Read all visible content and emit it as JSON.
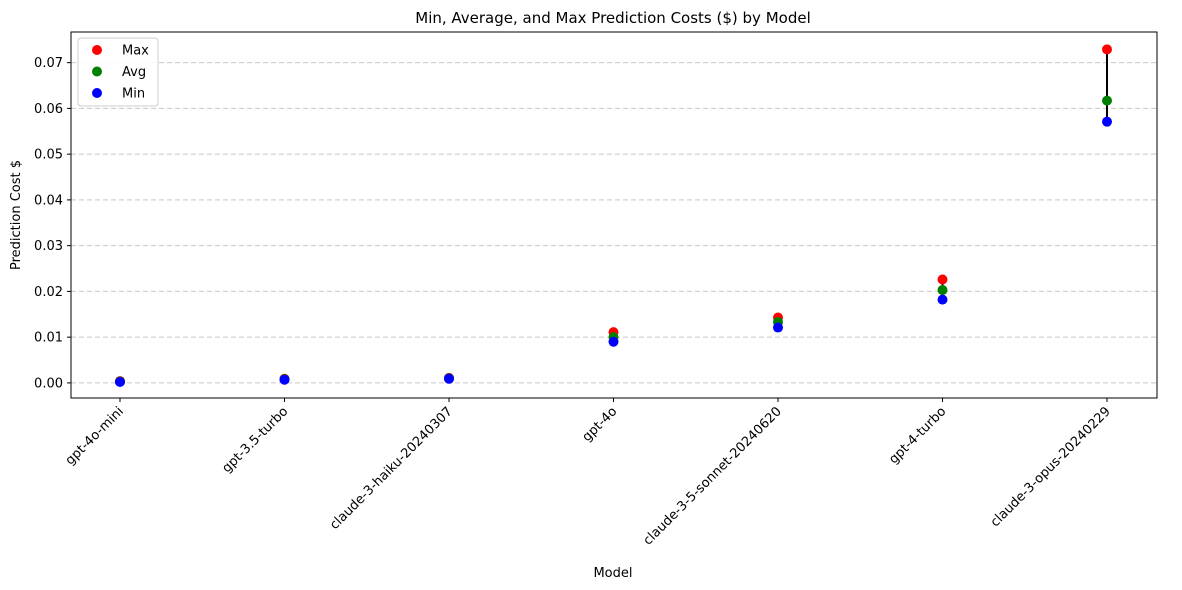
{
  "chart_data": {
    "type": "scatter",
    "title": "Min, Average, and Max Prediction Costs ($) by Model",
    "xlabel": "Model",
    "ylabel": "Prediction Cost $",
    "categories": [
      "gpt-4o-mini",
      "gpt-3.5-turbo",
      "claude-3-haiku-20240307",
      "gpt-4o",
      "claude-3-5-sonnet-20240620",
      "gpt-4-turbo",
      "claude-3-opus-20240229"
    ],
    "ylim": [
      -0.0033,
      0.0767
    ],
    "yticks": [
      0.0,
      0.01,
      0.02,
      0.03,
      0.04,
      0.05,
      0.06,
      0.07
    ],
    "ytick_labels": [
      "0.00",
      "0.01",
      "0.02",
      "0.03",
      "0.04",
      "0.05",
      "0.06",
      "0.07"
    ],
    "grid": "y-dashed",
    "legend_position": "top-left",
    "series": [
      {
        "name": "Max",
        "color": "#ff0000",
        "values": [
          0.0004,
          0.0009,
          0.0011,
          0.0111,
          0.0143,
          0.0226,
          0.0729
        ]
      },
      {
        "name": "Avg",
        "color": "#008000",
        "values": [
          0.0003,
          0.0008,
          0.001,
          0.01,
          0.0133,
          0.0203,
          0.0617
        ]
      },
      {
        "name": "Min",
        "color": "#0000ff",
        "values": [
          0.0002,
          0.0007,
          0.0009,
          0.009,
          0.0121,
          0.0182,
          0.0571
        ]
      }
    ]
  }
}
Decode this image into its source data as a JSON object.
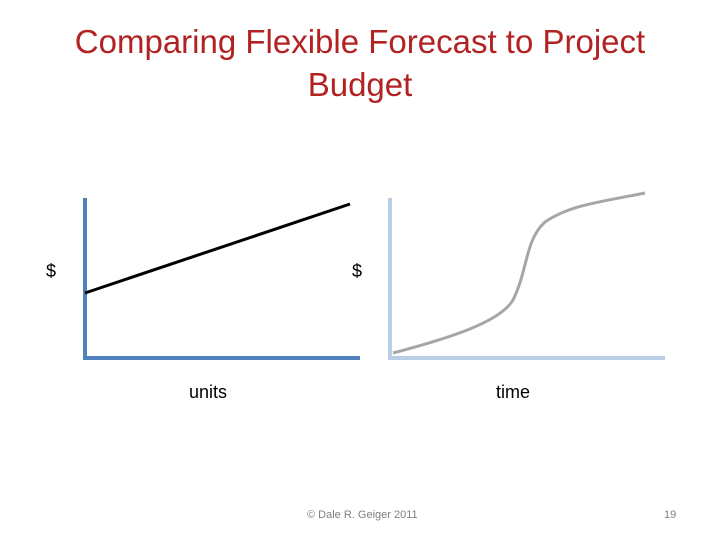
{
  "slide": {
    "title_line1": "Comparing Flexible Forecast to Project",
    "title_line2": "Budget"
  },
  "left_panel": {
    "y_label": "$",
    "x_label": "units",
    "axis_color": "#4f81bd",
    "line_color": "#000000"
  },
  "right_panel": {
    "y_label": "$",
    "x_label": "time",
    "axis_color": "#b9cde5",
    "curve_color": "#a6a6a6"
  },
  "footer": {
    "copyright": "© Dale R. Geiger 2011",
    "page_number": "19"
  }
}
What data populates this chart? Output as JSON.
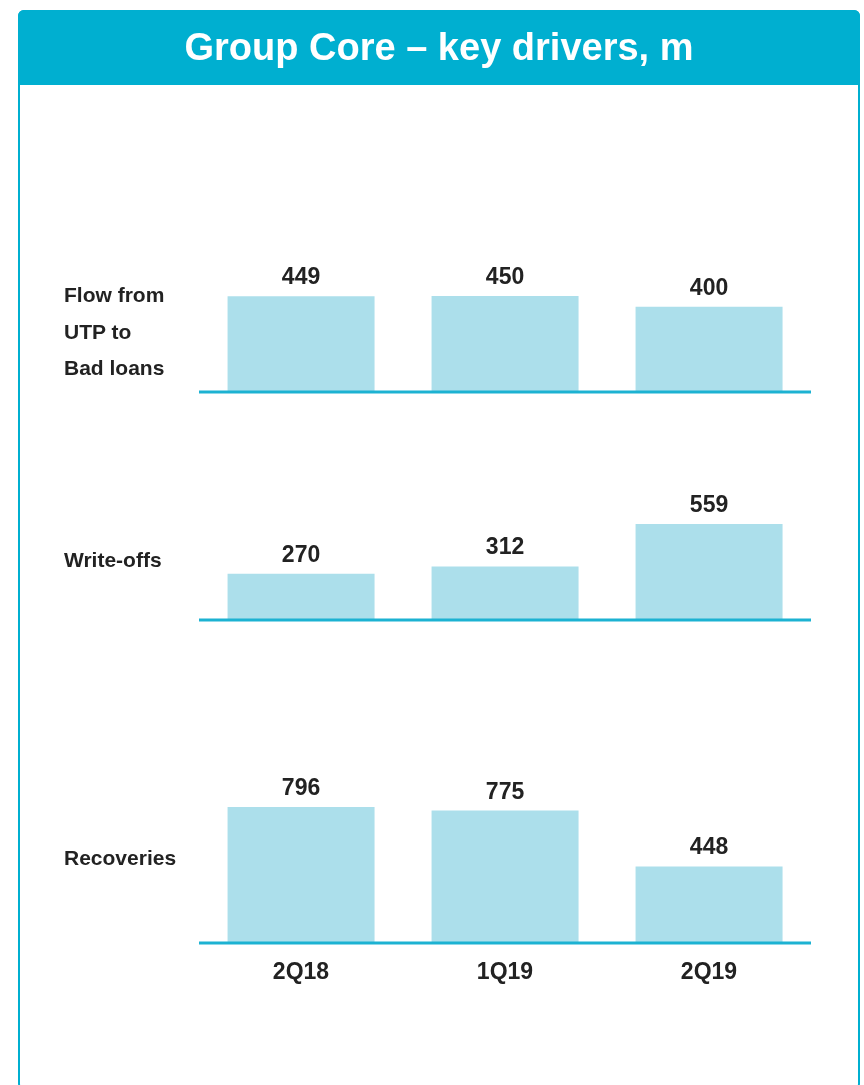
{
  "chart_data": [
    {
      "type": "bar",
      "title": "Group Core – key drivers, m",
      "ylabel": "Flow from UTP to Bad loans",
      "categories": [
        null,
        null,
        null
      ],
      "values": [
        449,
        450,
        400
      ],
      "color": "#acdfeb",
      "data_labels": true,
      "tick_labels": false
    },
    {
      "type": "bar",
      "ylabel": "Write-offs",
      "categories": [
        null,
        null,
        null
      ],
      "values": [
        270,
        312,
        559
      ],
      "color": "#acdfeb",
      "data_labels": true,
      "tick_labels": false
    },
    {
      "type": "bar",
      "ylabel": "Recoveries",
      "categories": [
        "2Q18",
        "1Q19",
        "2Q19"
      ],
      "values": [
        796,
        775,
        448
      ],
      "color": "#acdfeb",
      "data_labels": true,
      "tick_labels": "x"
    }
  ]
}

++++++

* Problem details *
Which lines contain the word "Prediction"? Copy each of them.

* Task output *
    "title": "Min, Average, and Max Prediction Costs ($) by Model",
    "ylabel": "Prediction Cost $",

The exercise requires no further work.